▸ Short exercise:
Take the lines from the one with "What does this" through the end of the material below and repeat them exactly, dropping every picture.

Start

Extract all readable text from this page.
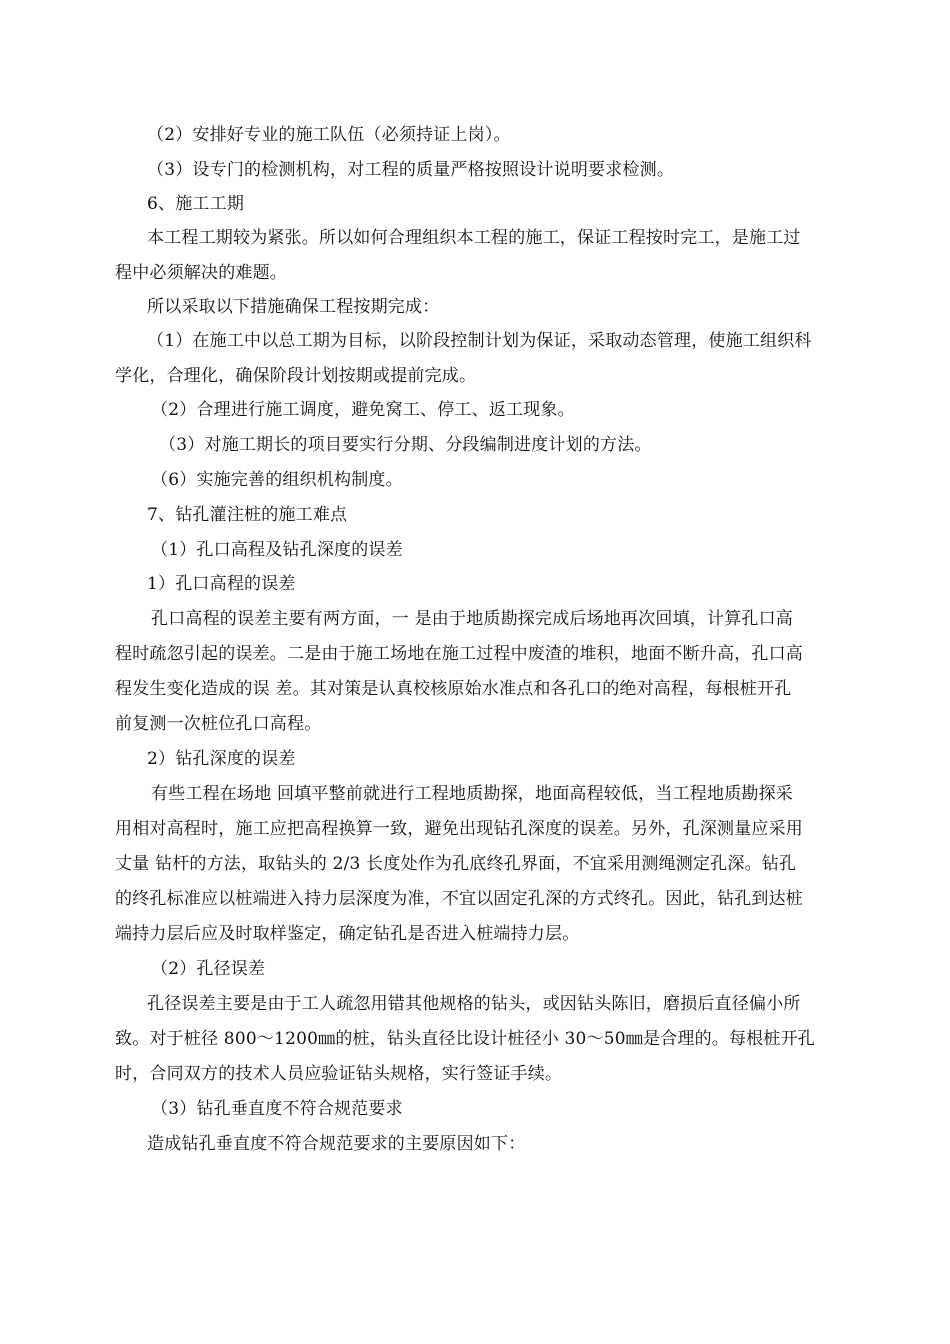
（2）安排好专业的施工队伍（必须持证上岗）。
（3）设专门的检测机构，对工程的质量严格按照设计说明要求检测。
6、施工工期
本工程工期较为紧张。所以如何合理组织本工程的施工，保证工程按时完工，是施工过
程中必须解决的难题。
所以采取以下措施确保工程按期完成：
（1）在施工中以总工期为目标，以阶段控制计划为保证，采取动态管理，使施工组织科
学化，合理化，确保阶段计划按期或提前完成。
（2）合理进行施工调度，避免窝工、停工、返工现象。
（3）对施工期长的项目要实行分期、分段编制进度计划的方法。
（6）实施完善的组织机构制度。
7、钻孔灌注桩的施工难点
（1）孔口高程及钻孔深度的误差
1）孔口高程的误差
孔口高程的误差主要有两方面，一 是由于地质勘探完成后场地再次回填，计算孔口高
程时疏忽引起的误差。二是由于施工场地在施工过程中废渣的堆积，地面不断升高，孔口高
程发生变化造成的误 差。其对策是认真校核原始水准点和各孔口的绝对高程，每根桩开孔
前复测一次桩位孔口高程。
2）钻孔深度的误差
有些工程在场地 回填平整前就进行工程地质勘探，地面高程较低，当工程地质勘探采
用相对高程时，施工应把高程换算一致，避免出现钻孔深度的误差。另外，孔深测量应采用
丈量 钻杆的方法，取钻头的 2/3 长度处作为孔底终孔界面，不宜采用测绳测定孔深。钻孔
的终孔标准应以桩端进入持力层深度为准，不宜以固定孔深的方式终孔。因此，钻孔到达桩
端持力层后应及时取样鉴定，确定钻孔是否进入桩端持力层。
（2）孔径误差
孔径误差主要是由于工人疏忽用错其他规格的钻头，或因钻头陈旧，磨损后直径偏小所
致。对于桩径 800～1200㎜的桩，钻头直径比设计桩径小 30～50㎜是合理的。每根桩开孔
时，合同双方的技术人员应验证钻头规格，实行签证手续。
（3）钻孔垂直度不符合规范要求
造成钻孔垂直度不符合规范要求的主要原因如下：
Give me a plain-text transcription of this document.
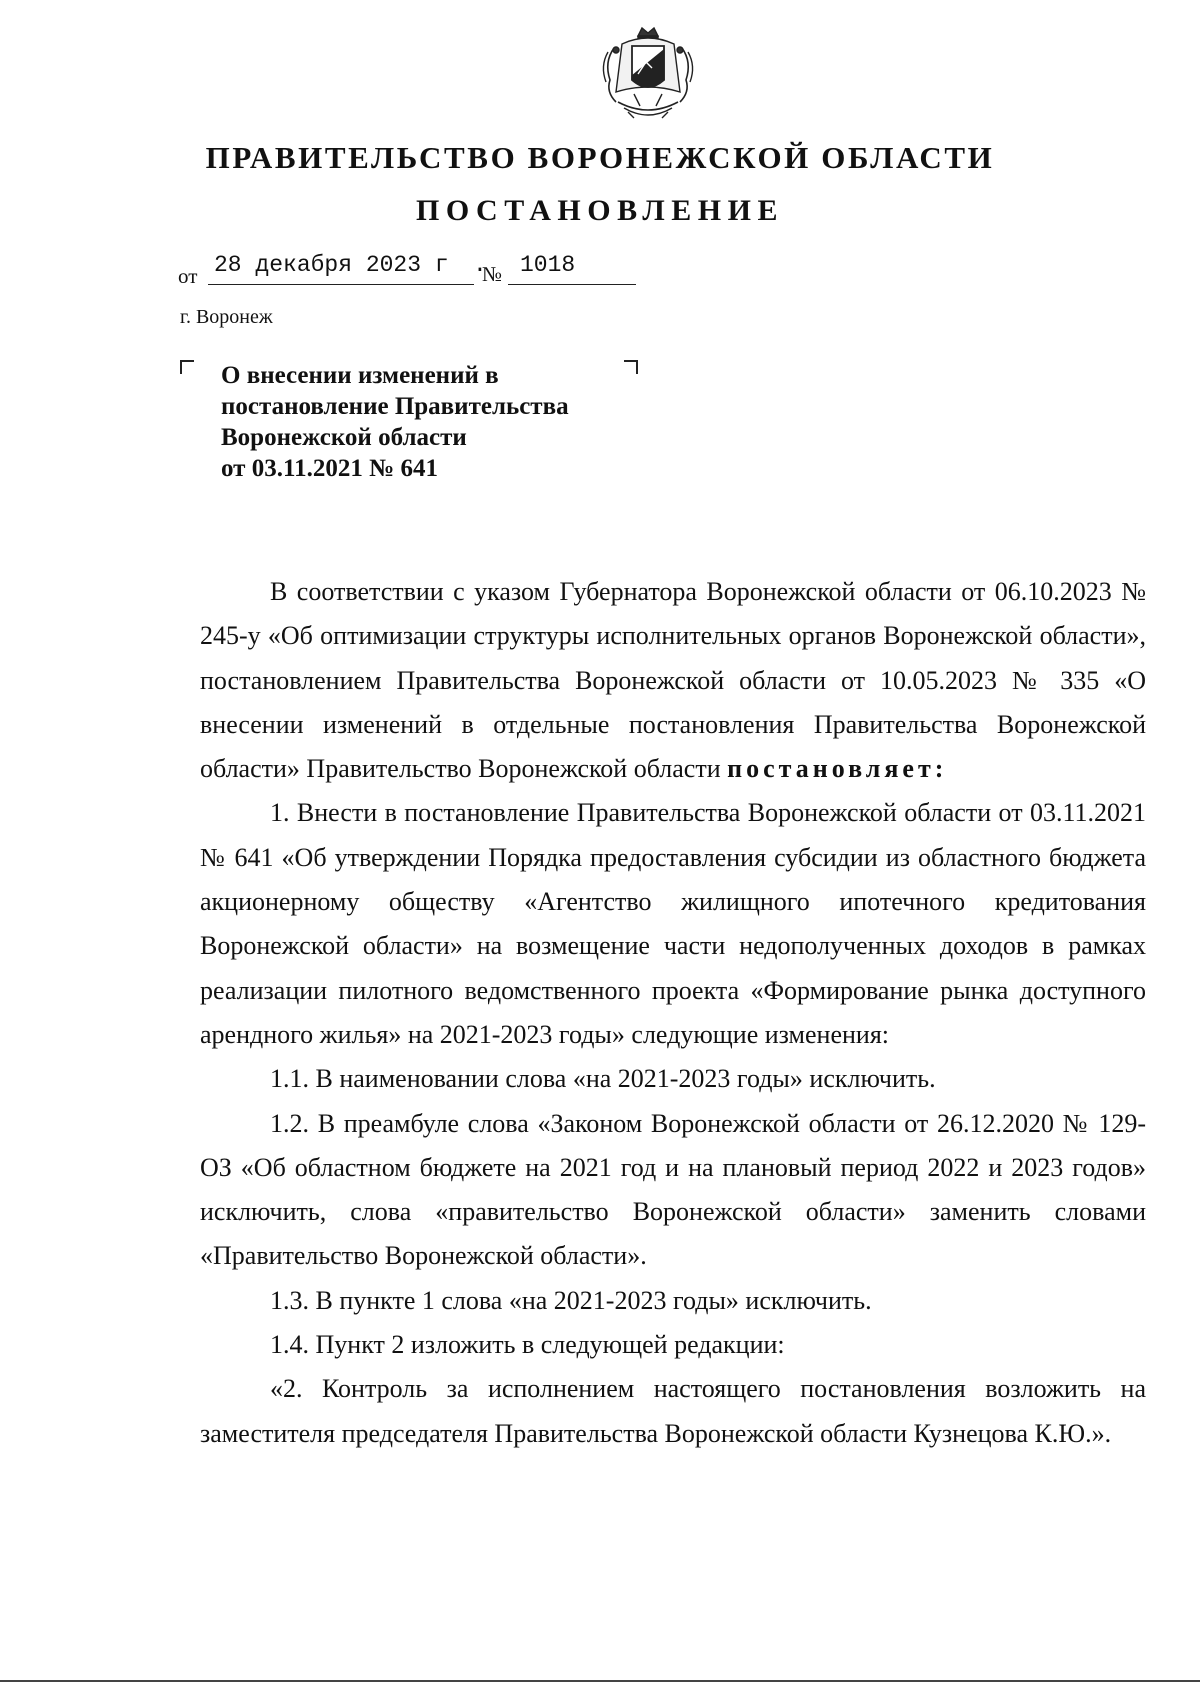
ПРАВИТЕЛЬСТВО ВОРОНЕЖСКОЙ ОБЛАСТИ
ПОСТАНОВЛЕНИЕ
от 28 декабря 2023 г .
№ 1018
г. Воронеж
О внесении изменений в
постановление Правительства
Воронежской области
от 03.11.2021 № 641

В соответствии с указом Губернатора Воронежской области от 06.10.2023 № 245-у «Об оптимизации структуры исполнительных органов Воронежской области», постановлением Правительства Воронежской области от 10.05.2023 № 335 «О внесении изменений в отдельные постановления Правительства Воронежской области» Правительство Воронежской области постановляет:

1. Внести в постановление Правительства Воронежской области от 03.11.2021 № 641 «Об утверждении Порядка предоставления субсидии из областного бюджета акционерному обществу «Агентство жилищного ипотечного кредитования Воронежской области» на возмещение части недополученных доходов в рамках реализации пилотного ведомственного проекта «Формирование рынка доступного арендного жилья» на 2021-2023 годы» следующие изменения:

1.1. В наименовании слова «на 2021-2023 годы» исключить.

1.2. В преамбуле слова «Законом Воронежской области от 26.12.2020 № 129-ОЗ «Об областном бюджете на 2021 год и на плановый период 2022 и 2023 годов» исключить, слова «правительство Воронежской области» заменить словами «Правительство Воронежской области».

1.3. В пункте 1 слова «на 2021-2023 годы» исключить.

1.4. Пункт 2 изложить в следующей редакции:

«2. Контроль за исполнением настоящего постановления возложить на заместителя председателя Правительства Воронежской области Кузнецова К.Ю.».
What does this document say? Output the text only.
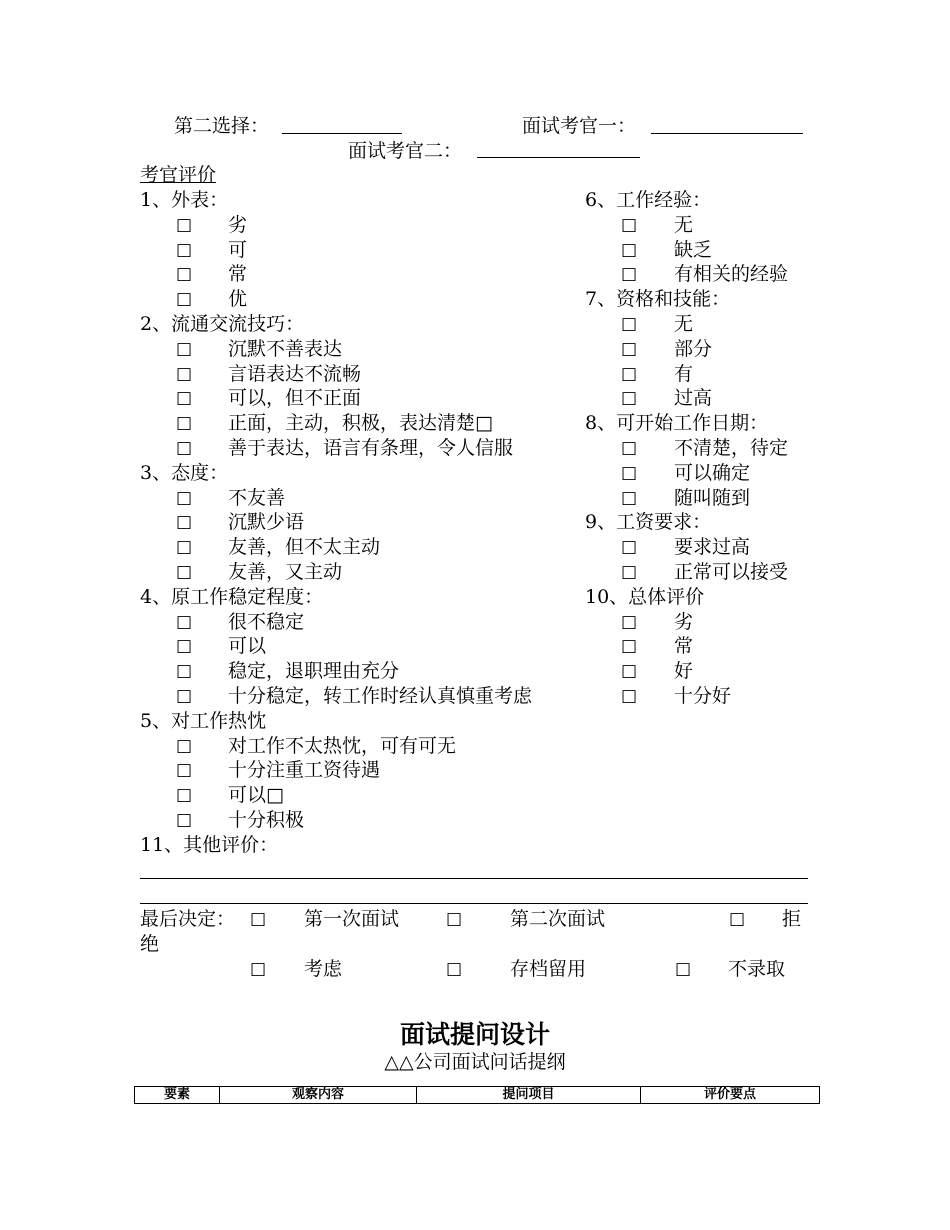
第二选择：	面试考官一：
面试考官二：
考官评价
1、外表：
□ 劣
□ 可
□ 常
□ 优
2、流通交流技巧：
□ 沉默不善表达
□ 言语表达不流畅
□ 可以，但不正面
□ 正面，主动，积极，表达清楚□
□ 善于表达，语言有条理，令人信服
3、态度：
□ 不友善
□ 沉默少语
□ 友善，但不太主动
□ 友善，又主动
4、原工作稳定程度：
□ 很不稳定
□ 可以
□ 稳定，退职理由充分
□ 十分稳定，转工作时经认真慎重考虑
5、对工作热忱
□ 对工作不太热忱，可有可无
□ 十分注重工资待遇
□ 可以□
□ 十分积极
6、工作经验：
□ 无
□ 缺乏
□ 有相关的经验
7、资格和技能：
□ 无
□ 部分
□ 有
□ 过高
8、可开始工作日期：
□ 不清楚，待定
□ 可以确定
□ 随叫随到
9、工资要求：
□ 要求过高
□ 正常可以接受
10、总体评价
□ 劣
□ 常
□ 好
□ 十分好
11、其他评价：
最后决定： □ 第一次面试	□	第二次面试	□ 拒
绝
□ 考虑	□	存档留用	□ 不录取
面试提问设计
△△公司面试问话提纲
要素	观察内容	提问项目	评价要点
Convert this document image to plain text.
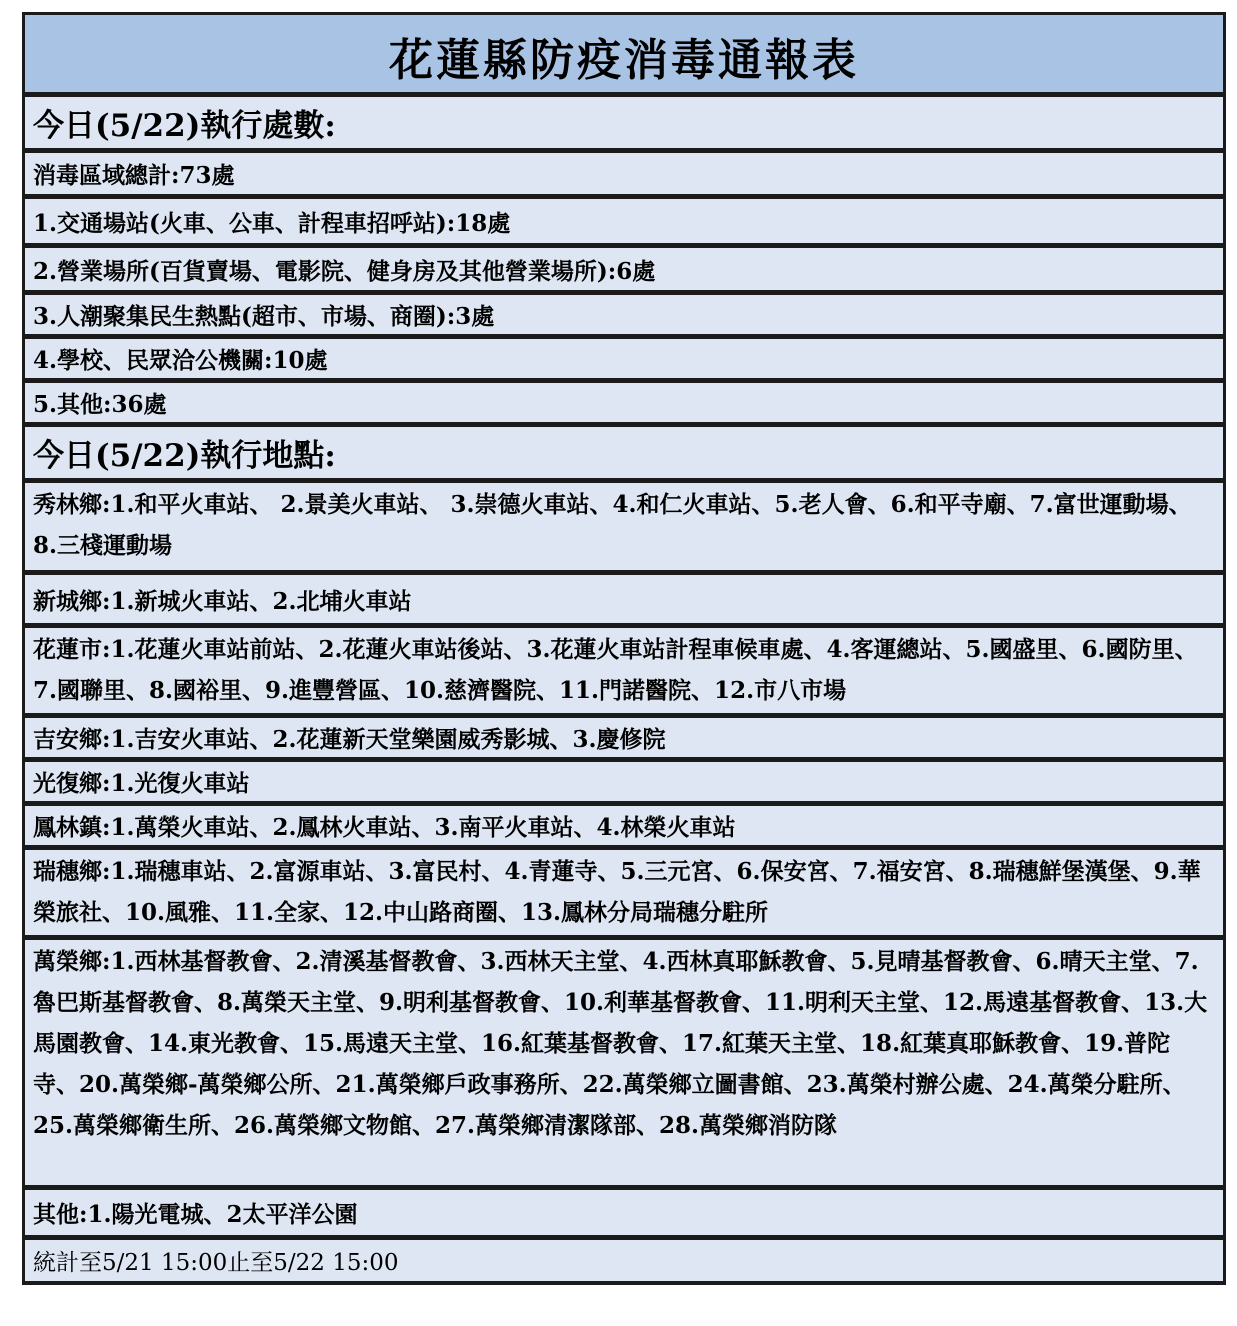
花蓮縣防疫消毒通報表
今日(5/22)執行處數:
消毒區域總計:73處
1.交通場站(火車、公車、計程車招呼站):18處
2.營業場所(百貨賣場、電影院、健身房及其他營業場所):6處
3.人潮聚集民生熱點(超市、市場、商圈):3處
4.學校、民眾洽公機關:10處
5.其他:36處
今日(5/22)執行地點:
秀林鄉:1.和平火車站、 2.景美火車站、 3.崇德火車站、4.和仁火車站、5.老人會、6.和平寺廟、7.富世運動場、8.三棧運動場
新城鄉:1.新城火車站、2.北埔火車站
花蓮市:1.花蓮火車站前站、2.花蓮火車站後站、3.花蓮火車站計程車候車處、4.客運總站、5.國盛里、6.國防里、7.國聯里、8.國裕里、9.進豐營區、10.慈濟醫院、11.門諾醫院、12.市八市場
吉安鄉:1.吉安火車站、2.花蓮新天堂樂園威秀影城、3.慶修院
光復鄉:1.光復火車站
鳳林鎮:1.萬榮火車站、2.鳳林火車站、3.南平火車站、4.林榮火車站
瑞穗鄉:1.瑞穗車站、2.富源車站、3.富民村、4.青蓮寺、5.三元宮、6.保安宮、7.福安宮、8.瑞穗鮮堡漢堡、9.華榮旅社、10.風雅、11.全家、12.中山路商圈、13.鳳林分局瑞穗分駐所
萬榮鄉:1.西林基督教會、2.清溪基督教會、3.西林天主堂、4.西林真耶穌教會、5.見晴基督教會、6.晴天主堂、7.魯巴斯基督教會、8.萬榮天主堂、9.明利基督教會、10.利華基督教會、11.明利天主堂、12.馬遠基督教會、13.大馬園教會、14.東光教會、15.馬遠天主堂、16.紅葉基督教會、17.紅葉天主堂、18.紅葉真耶穌教會、19.普陀寺、20.萬榮鄉-萬榮鄉公所、21.萬榮鄉戶政事務所、22.萬榮鄉立圖書館、23.萬榮村辦公處、24.萬榮分駐所、25.萬榮鄉衛生所、26.萬榮鄉文物館、27.萬榮鄉清潔隊部、28.萬榮鄉消防隊
其他:1.陽光電城、2太平洋公園
統計至5/21 15:00止至5/22 15:00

End

▸ Complete output:
What does this document say? Output the text only.
第二选择：	面试考官一：
面试考官二：
考官评价
1、外表：
□ 劣
□ 可
□ 常
□ 优
2、流通交流技巧：
□ 沉默不善表达
□ 言语表达不流畅
□ 可以，但不正面
□ 正面，主动，积极，表达清楚□
□ 善于表达，语言有条理，令人信服
3、态度：
□ 不友善
□ 沉默少语
□ 友善，但不太主动
□ 友善，又主动
4、原工作稳定程度：
□ 很不稳定
□ 可以
□ 稳定，退职理由充分
□ 十分稳定，转工作时经认真慎重考虑
5、对工作热忱
□ 对工作不太热忱，可有可无
□ 十分注重工资待遇
□ 可以□
□ 十分积极
6、工作经验：
□ 无
□ 缺乏
□ 有相关的经验
7、资格和技能：
□ 无
□ 部分
□ 有
□ 过高
8、可开始工作日期：
□ 不清楚，待定
□ 可以确定
□ 随叫随到
9、工资要求：
□ 要求过高
□ 正常可以接受
10、总体评价
□ 劣
□ 常
□ 好
□ 十分好
11、其他评价：
最后决定： □ 第一次面试	□	第二次面试	□ 拒
绝
□ 考虑	□	存档留用	□ 不录取
面试提问设计
△△公司面试问话提纲
要素	观察内容	提问项目	评价要点
Convert this document image to plain text.
花蓮縣防疫消毒通報表
今日(5/22)執行處數:
消毒區域總計:73處
1.交通場站(火車、公車、計程車招呼站):18處
2.營業場所(百貨賣場、電影院、健身房及其他營業場所):6處
3.人潮聚集民生熱點(超市、市場、商圈):3處
4.學校、民眾洽公機關:10處
5.其他:36處
今日(5/22)執行地點:
秀林鄉:1.和平火車站、 2.景美火車站、 3.崇德火車站、4.和仁火車站、5.老人會、6.和平寺廟、7.富世運動場、8.三棧運動場
新城鄉:1.新城火車站、2.北埔火車站
花蓮市:1.花蓮火車站前站、2.花蓮火車站後站、3.花蓮火車站計程車候車處、4.客運總站、5.國盛里、6.國防里、7.國聯里、8.國裕里、9.進豐營區、10.慈濟醫院、11.門諾醫院、12.市八市場
吉安鄉:1.吉安火車站、2.花蓮新天堂樂園威秀影城、3.慶修院
光復鄉:1.光復火車站
鳳林鎮:1.萬榮火車站、2.鳳林火車站、3.南平火車站、4.林榮火車站
瑞穗鄉:1.瑞穗車站、2.富源車站、3.富民村、4.青蓮寺、5.三元宮、6.保安宮、7.福安宮、8.瑞穗鮮堡漢堡、9.華榮旅社、10.風雅、11.全家、12.中山路商圈、13.鳳林分局瑞穗分駐所
萬榮鄉:1.西林基督教會、2.清溪基督教會、3.西林天主堂、4.西林真耶穌教會、5.見晴基督教會、6.晴天主堂、7.魯巴斯基督教會、8.萬榮天主堂、9.明利基督教會、10.利華基督教會、11.明利天主堂、12.馬遠基督教會、13.大馬園教會、14.東光教會、15.馬遠天主堂、16.紅葉基督教會、17.紅葉天主堂、18.紅葉真耶穌教會、19.普陀寺、20.萬榮鄉-萬榮鄉公所、21.萬榮鄉戶政事務所、22.萬榮鄉立圖書館、23.萬榮村辦公處、24.萬榮分駐所、25.萬榮鄉衛生所、26.萬榮鄉文物館、27.萬榮鄉清潔隊部、28.萬榮鄉消防隊
其他:1.陽光電城、2太平洋公園
統計至5/21 15:00止至5/22 15:00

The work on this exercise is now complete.